▸ **DATA RECORDS**
# # # # #
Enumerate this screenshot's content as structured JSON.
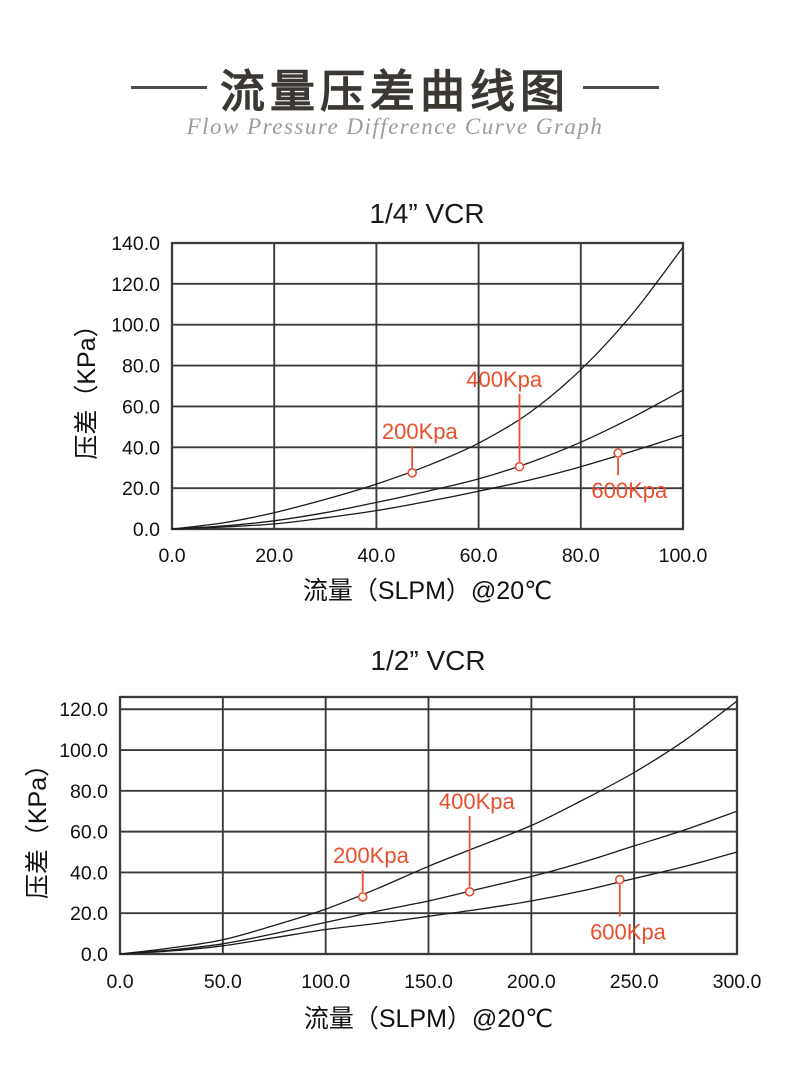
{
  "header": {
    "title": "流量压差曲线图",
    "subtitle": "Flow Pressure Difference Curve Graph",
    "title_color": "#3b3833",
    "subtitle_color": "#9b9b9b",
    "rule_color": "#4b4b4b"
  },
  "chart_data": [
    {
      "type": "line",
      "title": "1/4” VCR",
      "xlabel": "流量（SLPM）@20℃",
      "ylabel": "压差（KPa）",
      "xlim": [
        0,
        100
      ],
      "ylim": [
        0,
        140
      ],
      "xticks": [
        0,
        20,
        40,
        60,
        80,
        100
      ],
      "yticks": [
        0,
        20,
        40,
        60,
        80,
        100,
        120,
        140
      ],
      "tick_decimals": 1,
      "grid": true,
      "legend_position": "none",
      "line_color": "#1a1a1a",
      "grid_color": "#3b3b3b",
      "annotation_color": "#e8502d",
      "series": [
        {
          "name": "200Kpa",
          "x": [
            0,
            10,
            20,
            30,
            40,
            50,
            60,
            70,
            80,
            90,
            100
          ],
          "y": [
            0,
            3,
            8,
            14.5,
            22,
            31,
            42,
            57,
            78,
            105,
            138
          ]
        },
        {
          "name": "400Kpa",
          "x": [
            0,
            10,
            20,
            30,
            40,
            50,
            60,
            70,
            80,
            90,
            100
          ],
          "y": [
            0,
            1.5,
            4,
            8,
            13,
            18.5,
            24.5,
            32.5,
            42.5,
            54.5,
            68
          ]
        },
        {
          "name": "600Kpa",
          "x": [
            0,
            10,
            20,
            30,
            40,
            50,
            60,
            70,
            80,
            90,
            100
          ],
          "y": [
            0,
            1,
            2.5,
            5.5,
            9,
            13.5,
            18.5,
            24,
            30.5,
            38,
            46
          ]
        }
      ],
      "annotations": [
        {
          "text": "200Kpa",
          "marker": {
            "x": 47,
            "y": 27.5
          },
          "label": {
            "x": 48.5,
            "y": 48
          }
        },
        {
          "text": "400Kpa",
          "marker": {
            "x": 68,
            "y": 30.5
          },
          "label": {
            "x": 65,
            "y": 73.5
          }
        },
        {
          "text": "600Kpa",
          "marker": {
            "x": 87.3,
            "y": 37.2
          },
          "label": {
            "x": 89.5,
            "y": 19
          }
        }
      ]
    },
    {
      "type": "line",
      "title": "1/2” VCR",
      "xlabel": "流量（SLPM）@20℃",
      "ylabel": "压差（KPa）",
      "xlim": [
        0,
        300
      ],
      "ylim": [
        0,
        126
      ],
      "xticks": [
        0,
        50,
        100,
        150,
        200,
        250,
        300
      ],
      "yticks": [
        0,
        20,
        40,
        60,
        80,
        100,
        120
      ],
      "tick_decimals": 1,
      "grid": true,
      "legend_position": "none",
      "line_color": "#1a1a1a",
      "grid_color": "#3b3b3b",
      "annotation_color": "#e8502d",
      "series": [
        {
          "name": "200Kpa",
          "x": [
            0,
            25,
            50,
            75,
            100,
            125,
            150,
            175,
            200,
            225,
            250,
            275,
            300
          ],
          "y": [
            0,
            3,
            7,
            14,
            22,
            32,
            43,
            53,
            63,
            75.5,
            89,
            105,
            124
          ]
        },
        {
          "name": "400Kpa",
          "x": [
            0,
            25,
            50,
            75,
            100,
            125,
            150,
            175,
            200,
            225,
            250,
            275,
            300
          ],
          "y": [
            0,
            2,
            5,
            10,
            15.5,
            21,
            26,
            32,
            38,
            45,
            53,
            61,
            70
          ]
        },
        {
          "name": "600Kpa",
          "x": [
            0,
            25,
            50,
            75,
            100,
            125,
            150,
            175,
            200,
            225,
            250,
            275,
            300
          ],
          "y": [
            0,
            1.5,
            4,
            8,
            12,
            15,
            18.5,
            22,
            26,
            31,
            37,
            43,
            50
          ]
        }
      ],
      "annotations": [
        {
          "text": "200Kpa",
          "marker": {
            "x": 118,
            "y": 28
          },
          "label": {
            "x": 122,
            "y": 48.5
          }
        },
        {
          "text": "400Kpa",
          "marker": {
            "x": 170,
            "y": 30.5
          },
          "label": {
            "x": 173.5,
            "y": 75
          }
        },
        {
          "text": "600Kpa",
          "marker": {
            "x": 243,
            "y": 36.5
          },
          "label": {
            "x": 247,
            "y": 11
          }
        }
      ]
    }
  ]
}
# # # # #
▸ **YOUR TASK**
Pictures are not part of the copy; reproduce everything else in the records exactly.

▸ **FINISHED EXERCISE**
Enumerate this screenshot's content as structured JSON.
{
  "header": {
    "title": "流量压差曲线图",
    "subtitle": "Flow Pressure Difference Curve Graph",
    "title_color": "#3b3833",
    "subtitle_color": "#9b9b9b",
    "rule_color": "#4b4b4b"
  },
  "chart_data": [
    {
      "type": "line",
      "title": "1/4” VCR",
      "xlabel": "流量（SLPM）@20℃",
      "ylabel": "压差（KPa）",
      "xlim": [
        0,
        100
      ],
      "ylim": [
        0,
        140
      ],
      "xticks": [
        0,
        20,
        40,
        60,
        80,
        100
      ],
      "yticks": [
        0,
        20,
        40,
        60,
        80,
        100,
        120,
        140
      ],
      "tick_decimals": 1,
      "grid": true,
      "legend_position": "none",
      "line_color": "#1a1a1a",
      "grid_color": "#3b3b3b",
      "annotation_color": "#e8502d",
      "series": [
        {
          "name": "200Kpa",
          "x": [
            0,
            10,
            20,
            30,
            40,
            50,
            60,
            70,
            80,
            90,
            100
          ],
          "y": [
            0,
            3,
            8,
            14.5,
            22,
            31,
            42,
            57,
            78,
            105,
            138
          ]
        },
        {
          "name": "400Kpa",
          "x": [
            0,
            10,
            20,
            30,
            40,
            50,
            60,
            70,
            80,
            90,
            100
          ],
          "y": [
            0,
            1.5,
            4,
            8,
            13,
            18.5,
            24.5,
            32.5,
            42.5,
            54.5,
            68
          ]
        },
        {
          "name": "600Kpa",
          "x": [
            0,
            10,
            20,
            30,
            40,
            50,
            60,
            70,
            80,
            90,
            100
          ],
          "y": [
            0,
            1,
            2.5,
            5.5,
            9,
            13.5,
            18.5,
            24,
            30.5,
            38,
            46
          ]
        }
      ],
      "annotations": [
        {
          "text": "200Kpa",
          "marker": {
            "x": 47,
            "y": 27.5
          },
          "label": {
            "x": 48.5,
            "y": 48
          }
        },
        {
          "text": "400Kpa",
          "marker": {
            "x": 68,
            "y": 30.5
          },
          "label": {
            "x": 65,
            "y": 73.5
          }
        },
        {
          "text": "600Kpa",
          "marker": {
            "x": 87.3,
            "y": 37.2
          },
          "label": {
            "x": 89.5,
            "y": 19
          }
        }
      ]
    },
    {
      "type": "line",
      "title": "1/2” VCR",
      "xlabel": "流量（SLPM）@20℃",
      "ylabel": "压差（KPa）",
      "xlim": [
        0,
        300
      ],
      "ylim": [
        0,
        126
      ],
      "xticks": [
        0,
        50,
        100,
        150,
        200,
        250,
        300
      ],
      "yticks": [
        0,
        20,
        40,
        60,
        80,
        100,
        120
      ],
      "tick_decimals": 1,
      "grid": true,
      "legend_position": "none",
      "line_color": "#1a1a1a",
      "grid_color": "#3b3b3b",
      "annotation_color": "#e8502d",
      "series": [
        {
          "name": "200Kpa",
          "x": [
            0,
            25,
            50,
            75,
            100,
            125,
            150,
            175,
            200,
            225,
            250,
            275,
            300
          ],
          "y": [
            0,
            3,
            7,
            14,
            22,
            32,
            43,
            53,
            63,
            75.5,
            89,
            105,
            124
          ]
        },
        {
          "name": "400Kpa",
          "x": [
            0,
            25,
            50,
            75,
            100,
            125,
            150,
            175,
            200,
            225,
            250,
            275,
            300
          ],
          "y": [
            0,
            2,
            5,
            10,
            15.5,
            21,
            26,
            32,
            38,
            45,
            53,
            61,
            70
          ]
        },
        {
          "name": "600Kpa",
          "x": [
            0,
            25,
            50,
            75,
            100,
            125,
            150,
            175,
            200,
            225,
            250,
            275,
            300
          ],
          "y": [
            0,
            1.5,
            4,
            8,
            12,
            15,
            18.5,
            22,
            26,
            31,
            37,
            43,
            50
          ]
        }
      ],
      "annotations": [
        {
          "text": "200Kpa",
          "marker": {
            "x": 118,
            "y": 28
          },
          "label": {
            "x": 122,
            "y": 48.5
          }
        },
        {
          "text": "400Kpa",
          "marker": {
            "x": 170,
            "y": 30.5
          },
          "label": {
            "x": 173.5,
            "y": 75
          }
        },
        {
          "text": "600Kpa",
          "marker": {
            "x": 243,
            "y": 36.5
          },
          "label": {
            "x": 247,
            "y": 11
          }
        }
      ]
    }
  ]
}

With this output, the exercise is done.